- _Task statement_: Isolate every line in the records below with "Upload" in it.
[start]
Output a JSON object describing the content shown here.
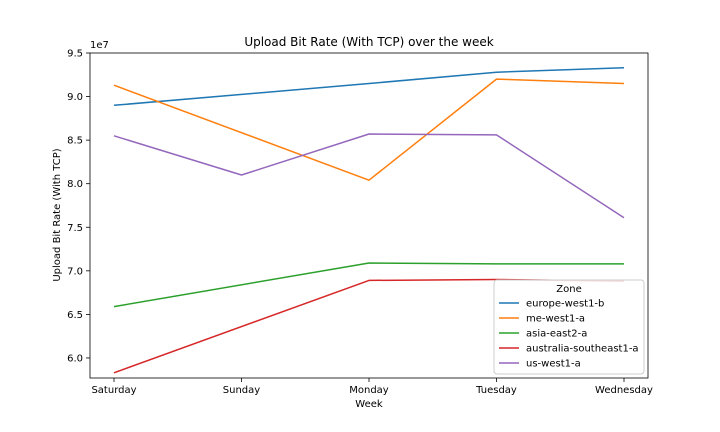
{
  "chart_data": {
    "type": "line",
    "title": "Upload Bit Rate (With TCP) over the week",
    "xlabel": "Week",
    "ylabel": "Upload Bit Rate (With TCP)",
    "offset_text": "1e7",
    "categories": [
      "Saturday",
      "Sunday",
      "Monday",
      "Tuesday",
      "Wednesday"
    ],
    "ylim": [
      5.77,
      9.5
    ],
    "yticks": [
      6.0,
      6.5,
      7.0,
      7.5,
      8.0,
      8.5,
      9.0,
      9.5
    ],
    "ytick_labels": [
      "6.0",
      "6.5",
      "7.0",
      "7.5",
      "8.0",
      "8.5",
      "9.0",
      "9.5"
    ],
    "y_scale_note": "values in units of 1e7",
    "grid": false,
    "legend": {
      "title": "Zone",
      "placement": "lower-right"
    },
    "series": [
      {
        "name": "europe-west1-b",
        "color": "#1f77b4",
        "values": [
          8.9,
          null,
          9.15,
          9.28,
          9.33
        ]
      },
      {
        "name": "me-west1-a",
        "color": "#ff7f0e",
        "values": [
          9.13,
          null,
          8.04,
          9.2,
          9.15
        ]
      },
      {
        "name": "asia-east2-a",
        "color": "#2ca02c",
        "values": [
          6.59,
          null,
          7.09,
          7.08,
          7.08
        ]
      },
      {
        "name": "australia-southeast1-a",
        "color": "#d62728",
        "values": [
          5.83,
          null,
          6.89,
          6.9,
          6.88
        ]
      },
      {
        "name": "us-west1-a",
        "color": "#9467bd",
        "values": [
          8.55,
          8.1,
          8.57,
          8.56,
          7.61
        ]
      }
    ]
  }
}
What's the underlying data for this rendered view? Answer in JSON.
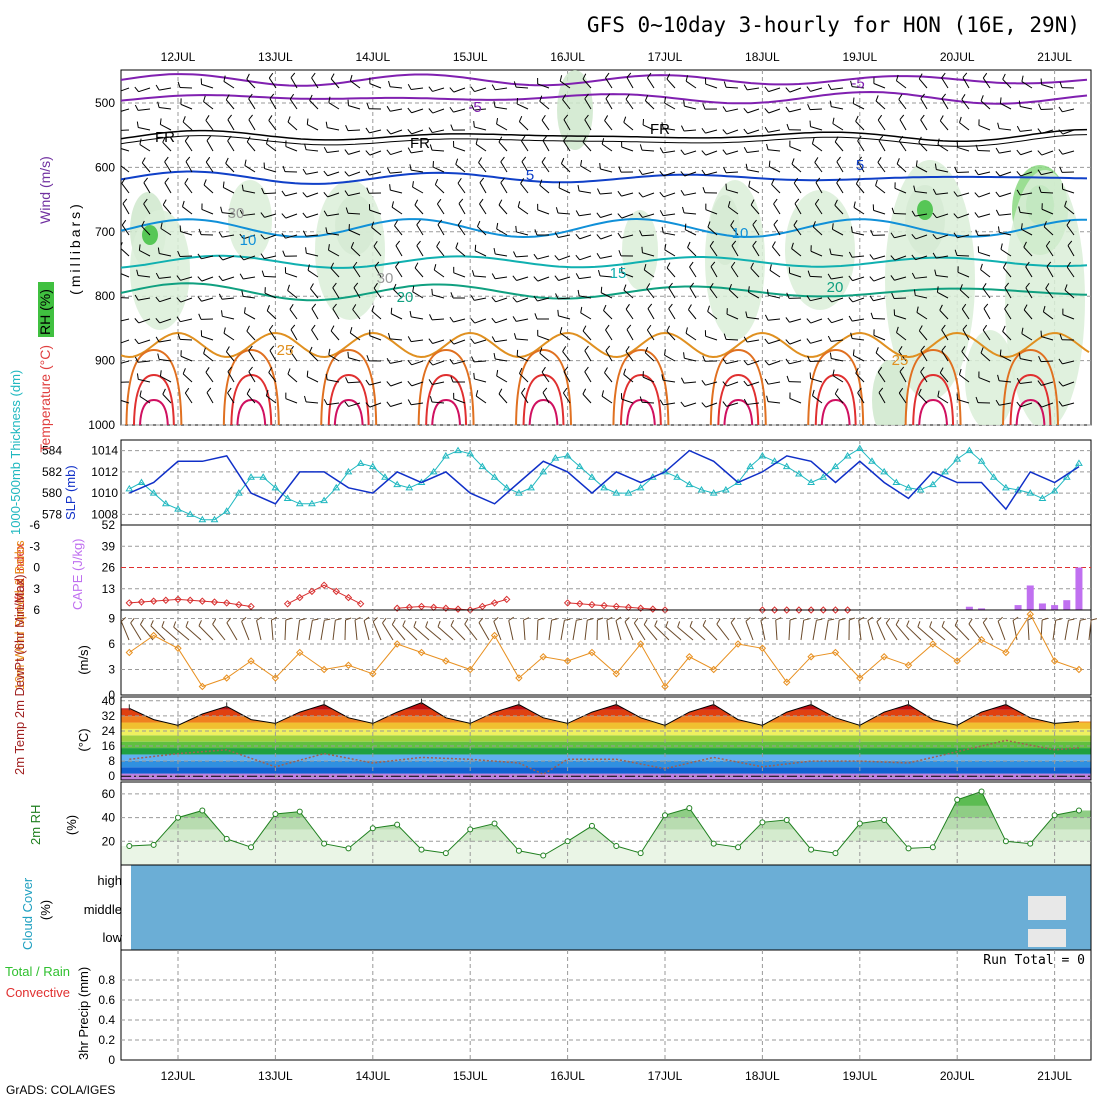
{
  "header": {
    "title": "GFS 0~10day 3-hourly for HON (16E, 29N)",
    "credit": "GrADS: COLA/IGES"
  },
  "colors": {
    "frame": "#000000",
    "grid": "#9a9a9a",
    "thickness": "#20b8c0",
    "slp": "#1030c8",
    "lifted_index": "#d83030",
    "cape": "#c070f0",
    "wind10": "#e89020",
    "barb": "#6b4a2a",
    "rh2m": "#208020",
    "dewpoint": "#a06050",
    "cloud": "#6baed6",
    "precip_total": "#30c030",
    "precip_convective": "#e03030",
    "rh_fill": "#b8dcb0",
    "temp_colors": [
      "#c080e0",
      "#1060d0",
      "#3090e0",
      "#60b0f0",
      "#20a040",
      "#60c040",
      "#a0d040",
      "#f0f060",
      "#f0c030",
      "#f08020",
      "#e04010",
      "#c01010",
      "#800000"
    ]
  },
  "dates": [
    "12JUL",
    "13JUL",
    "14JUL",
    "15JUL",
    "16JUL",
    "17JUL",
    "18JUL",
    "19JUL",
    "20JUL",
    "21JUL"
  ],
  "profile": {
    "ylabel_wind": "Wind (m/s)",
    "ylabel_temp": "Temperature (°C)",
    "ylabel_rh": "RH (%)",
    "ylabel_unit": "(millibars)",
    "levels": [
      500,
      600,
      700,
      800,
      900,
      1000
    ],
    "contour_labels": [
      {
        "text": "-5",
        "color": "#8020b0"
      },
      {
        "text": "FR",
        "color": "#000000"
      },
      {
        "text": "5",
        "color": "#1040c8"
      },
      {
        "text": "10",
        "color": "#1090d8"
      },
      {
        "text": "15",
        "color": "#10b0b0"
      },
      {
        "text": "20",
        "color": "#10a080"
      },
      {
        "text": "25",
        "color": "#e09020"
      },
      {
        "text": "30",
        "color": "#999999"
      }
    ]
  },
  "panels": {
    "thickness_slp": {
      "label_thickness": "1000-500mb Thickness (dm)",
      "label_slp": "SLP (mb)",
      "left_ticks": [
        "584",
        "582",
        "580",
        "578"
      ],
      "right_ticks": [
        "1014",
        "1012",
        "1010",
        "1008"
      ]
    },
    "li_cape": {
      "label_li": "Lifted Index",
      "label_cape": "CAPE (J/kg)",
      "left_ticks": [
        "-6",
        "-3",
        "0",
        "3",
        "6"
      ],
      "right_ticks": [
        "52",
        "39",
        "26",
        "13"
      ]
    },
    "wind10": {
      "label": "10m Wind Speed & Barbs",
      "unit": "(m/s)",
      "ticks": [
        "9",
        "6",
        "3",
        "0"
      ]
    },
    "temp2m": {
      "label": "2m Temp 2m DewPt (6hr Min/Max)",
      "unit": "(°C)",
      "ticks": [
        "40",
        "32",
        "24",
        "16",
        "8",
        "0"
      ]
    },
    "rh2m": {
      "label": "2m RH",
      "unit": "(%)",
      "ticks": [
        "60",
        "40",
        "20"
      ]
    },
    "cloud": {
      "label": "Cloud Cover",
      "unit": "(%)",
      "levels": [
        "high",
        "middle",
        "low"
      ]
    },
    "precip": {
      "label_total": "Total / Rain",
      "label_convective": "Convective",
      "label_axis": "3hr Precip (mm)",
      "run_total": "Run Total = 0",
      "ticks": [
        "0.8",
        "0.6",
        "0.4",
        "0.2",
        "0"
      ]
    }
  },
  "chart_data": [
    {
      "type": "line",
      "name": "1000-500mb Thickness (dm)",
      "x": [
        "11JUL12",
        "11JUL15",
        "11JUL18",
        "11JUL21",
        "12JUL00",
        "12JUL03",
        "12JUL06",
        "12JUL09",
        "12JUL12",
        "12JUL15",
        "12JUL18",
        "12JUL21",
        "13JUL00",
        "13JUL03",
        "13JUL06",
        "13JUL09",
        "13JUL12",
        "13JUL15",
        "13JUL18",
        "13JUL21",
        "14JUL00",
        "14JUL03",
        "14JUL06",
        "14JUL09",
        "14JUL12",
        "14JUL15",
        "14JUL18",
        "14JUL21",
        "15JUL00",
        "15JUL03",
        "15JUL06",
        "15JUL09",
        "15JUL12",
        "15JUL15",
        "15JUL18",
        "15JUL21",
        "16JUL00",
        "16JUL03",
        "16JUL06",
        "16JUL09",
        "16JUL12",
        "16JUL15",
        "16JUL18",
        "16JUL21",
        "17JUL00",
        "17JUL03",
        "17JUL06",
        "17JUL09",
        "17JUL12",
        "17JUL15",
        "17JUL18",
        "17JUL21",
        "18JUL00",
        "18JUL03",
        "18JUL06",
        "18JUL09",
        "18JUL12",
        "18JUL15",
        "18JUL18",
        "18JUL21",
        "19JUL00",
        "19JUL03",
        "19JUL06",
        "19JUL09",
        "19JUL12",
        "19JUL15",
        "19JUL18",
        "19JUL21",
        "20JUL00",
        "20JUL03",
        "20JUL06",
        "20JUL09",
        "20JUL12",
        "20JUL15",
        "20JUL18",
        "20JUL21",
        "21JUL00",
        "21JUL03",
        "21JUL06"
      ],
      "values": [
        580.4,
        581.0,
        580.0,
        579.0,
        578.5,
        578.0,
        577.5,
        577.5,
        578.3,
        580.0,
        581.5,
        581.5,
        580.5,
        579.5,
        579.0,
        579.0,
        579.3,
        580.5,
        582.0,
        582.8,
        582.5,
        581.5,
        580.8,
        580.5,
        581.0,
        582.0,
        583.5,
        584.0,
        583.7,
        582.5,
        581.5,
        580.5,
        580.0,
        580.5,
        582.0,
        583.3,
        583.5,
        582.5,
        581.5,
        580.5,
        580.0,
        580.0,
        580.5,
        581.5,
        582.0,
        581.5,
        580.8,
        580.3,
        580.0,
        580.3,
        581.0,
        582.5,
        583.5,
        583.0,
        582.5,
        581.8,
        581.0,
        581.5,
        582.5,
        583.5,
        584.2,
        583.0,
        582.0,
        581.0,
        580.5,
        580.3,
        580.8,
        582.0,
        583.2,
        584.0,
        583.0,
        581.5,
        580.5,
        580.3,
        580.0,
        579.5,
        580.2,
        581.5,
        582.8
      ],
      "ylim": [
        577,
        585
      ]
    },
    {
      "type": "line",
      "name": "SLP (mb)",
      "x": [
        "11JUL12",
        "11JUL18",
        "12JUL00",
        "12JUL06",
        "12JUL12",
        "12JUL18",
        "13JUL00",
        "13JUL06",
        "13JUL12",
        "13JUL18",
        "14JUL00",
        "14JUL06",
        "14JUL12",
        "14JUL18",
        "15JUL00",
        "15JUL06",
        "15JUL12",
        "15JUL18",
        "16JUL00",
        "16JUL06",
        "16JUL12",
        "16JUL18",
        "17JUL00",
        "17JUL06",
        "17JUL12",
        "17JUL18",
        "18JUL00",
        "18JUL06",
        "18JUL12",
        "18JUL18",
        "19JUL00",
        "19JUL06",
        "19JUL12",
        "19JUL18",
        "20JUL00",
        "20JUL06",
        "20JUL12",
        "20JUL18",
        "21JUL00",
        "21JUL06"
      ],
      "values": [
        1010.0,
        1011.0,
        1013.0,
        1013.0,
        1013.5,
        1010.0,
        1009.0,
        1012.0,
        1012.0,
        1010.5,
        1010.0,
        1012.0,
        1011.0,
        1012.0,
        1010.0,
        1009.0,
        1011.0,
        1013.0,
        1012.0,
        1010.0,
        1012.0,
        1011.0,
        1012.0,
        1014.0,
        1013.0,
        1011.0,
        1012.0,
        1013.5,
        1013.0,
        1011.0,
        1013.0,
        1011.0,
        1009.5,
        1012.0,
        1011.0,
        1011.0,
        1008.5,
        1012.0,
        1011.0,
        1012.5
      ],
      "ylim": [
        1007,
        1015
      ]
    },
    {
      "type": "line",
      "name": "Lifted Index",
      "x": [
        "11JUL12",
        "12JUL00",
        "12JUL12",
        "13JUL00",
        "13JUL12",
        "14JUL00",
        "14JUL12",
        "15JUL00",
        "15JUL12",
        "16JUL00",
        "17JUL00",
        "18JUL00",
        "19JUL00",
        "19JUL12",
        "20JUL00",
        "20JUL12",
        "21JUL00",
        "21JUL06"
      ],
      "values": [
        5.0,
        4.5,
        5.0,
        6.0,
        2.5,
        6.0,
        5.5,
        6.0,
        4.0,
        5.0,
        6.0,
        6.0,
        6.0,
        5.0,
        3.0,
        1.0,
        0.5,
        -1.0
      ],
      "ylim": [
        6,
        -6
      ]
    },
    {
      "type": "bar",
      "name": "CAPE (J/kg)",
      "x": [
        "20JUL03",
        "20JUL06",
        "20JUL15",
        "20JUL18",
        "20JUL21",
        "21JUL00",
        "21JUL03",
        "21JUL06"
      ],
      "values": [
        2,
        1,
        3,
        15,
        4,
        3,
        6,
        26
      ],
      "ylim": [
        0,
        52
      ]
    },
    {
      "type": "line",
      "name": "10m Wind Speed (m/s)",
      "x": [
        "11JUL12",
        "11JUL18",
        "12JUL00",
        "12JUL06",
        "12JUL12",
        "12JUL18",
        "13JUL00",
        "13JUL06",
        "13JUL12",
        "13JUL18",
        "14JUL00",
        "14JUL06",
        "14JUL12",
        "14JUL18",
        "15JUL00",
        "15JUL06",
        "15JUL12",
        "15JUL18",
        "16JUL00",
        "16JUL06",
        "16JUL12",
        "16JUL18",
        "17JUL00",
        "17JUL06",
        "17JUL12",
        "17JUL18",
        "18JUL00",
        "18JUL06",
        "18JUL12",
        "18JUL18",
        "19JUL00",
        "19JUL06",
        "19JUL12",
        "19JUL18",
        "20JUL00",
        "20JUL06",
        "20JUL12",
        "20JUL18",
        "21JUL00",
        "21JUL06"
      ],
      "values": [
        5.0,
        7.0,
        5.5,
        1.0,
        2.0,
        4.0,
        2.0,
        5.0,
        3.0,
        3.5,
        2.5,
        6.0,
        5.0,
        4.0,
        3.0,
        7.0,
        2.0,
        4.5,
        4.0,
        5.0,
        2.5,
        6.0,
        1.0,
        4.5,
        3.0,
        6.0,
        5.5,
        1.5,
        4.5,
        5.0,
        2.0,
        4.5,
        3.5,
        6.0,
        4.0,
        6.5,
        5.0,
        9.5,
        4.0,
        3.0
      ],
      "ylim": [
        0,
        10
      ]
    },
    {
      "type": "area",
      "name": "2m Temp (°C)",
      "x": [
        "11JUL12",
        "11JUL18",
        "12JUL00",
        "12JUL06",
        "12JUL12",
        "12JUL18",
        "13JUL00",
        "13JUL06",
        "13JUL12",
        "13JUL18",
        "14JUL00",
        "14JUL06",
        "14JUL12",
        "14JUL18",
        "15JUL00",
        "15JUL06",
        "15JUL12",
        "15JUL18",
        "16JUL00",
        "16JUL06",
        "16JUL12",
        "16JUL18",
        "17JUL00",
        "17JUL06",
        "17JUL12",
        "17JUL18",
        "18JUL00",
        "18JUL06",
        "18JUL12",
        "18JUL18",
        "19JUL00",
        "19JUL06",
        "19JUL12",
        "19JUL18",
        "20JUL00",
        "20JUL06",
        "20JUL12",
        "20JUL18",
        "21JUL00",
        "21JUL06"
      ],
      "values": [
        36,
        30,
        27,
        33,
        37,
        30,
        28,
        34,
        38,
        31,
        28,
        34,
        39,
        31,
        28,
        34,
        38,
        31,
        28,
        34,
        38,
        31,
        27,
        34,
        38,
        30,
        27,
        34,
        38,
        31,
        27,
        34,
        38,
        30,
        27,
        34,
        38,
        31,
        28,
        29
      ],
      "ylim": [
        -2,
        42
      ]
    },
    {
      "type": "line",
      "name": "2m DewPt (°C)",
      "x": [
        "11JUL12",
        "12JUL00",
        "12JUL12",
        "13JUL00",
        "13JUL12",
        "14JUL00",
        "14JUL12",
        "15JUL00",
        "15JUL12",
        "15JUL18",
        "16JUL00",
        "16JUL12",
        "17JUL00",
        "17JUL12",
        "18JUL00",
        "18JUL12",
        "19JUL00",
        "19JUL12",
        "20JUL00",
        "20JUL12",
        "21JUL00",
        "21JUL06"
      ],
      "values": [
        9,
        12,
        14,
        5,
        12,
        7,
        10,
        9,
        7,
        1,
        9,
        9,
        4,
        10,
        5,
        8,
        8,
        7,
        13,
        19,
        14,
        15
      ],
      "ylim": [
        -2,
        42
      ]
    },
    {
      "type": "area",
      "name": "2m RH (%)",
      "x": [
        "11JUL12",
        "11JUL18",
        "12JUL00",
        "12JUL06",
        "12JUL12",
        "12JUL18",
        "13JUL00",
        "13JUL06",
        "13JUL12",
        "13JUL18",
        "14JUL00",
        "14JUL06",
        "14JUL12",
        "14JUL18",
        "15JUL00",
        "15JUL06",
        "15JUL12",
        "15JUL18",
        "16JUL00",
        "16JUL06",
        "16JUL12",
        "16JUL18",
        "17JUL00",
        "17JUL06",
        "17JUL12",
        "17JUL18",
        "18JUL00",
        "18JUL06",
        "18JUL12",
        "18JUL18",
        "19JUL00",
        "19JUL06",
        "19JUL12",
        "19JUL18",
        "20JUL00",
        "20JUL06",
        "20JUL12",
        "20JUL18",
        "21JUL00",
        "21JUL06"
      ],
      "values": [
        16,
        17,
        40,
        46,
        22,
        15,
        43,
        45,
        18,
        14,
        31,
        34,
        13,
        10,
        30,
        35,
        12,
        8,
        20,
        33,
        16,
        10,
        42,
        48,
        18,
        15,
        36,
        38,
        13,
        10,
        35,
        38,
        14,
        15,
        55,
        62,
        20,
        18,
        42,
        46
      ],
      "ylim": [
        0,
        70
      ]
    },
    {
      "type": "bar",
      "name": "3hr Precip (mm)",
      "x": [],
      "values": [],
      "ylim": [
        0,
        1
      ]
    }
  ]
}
[end]
- _Exercise response_:
    "title": "Upload Bit Rate (With TCP) over the week",
    "ylabel": "Upload Bit Rate (With TCP)",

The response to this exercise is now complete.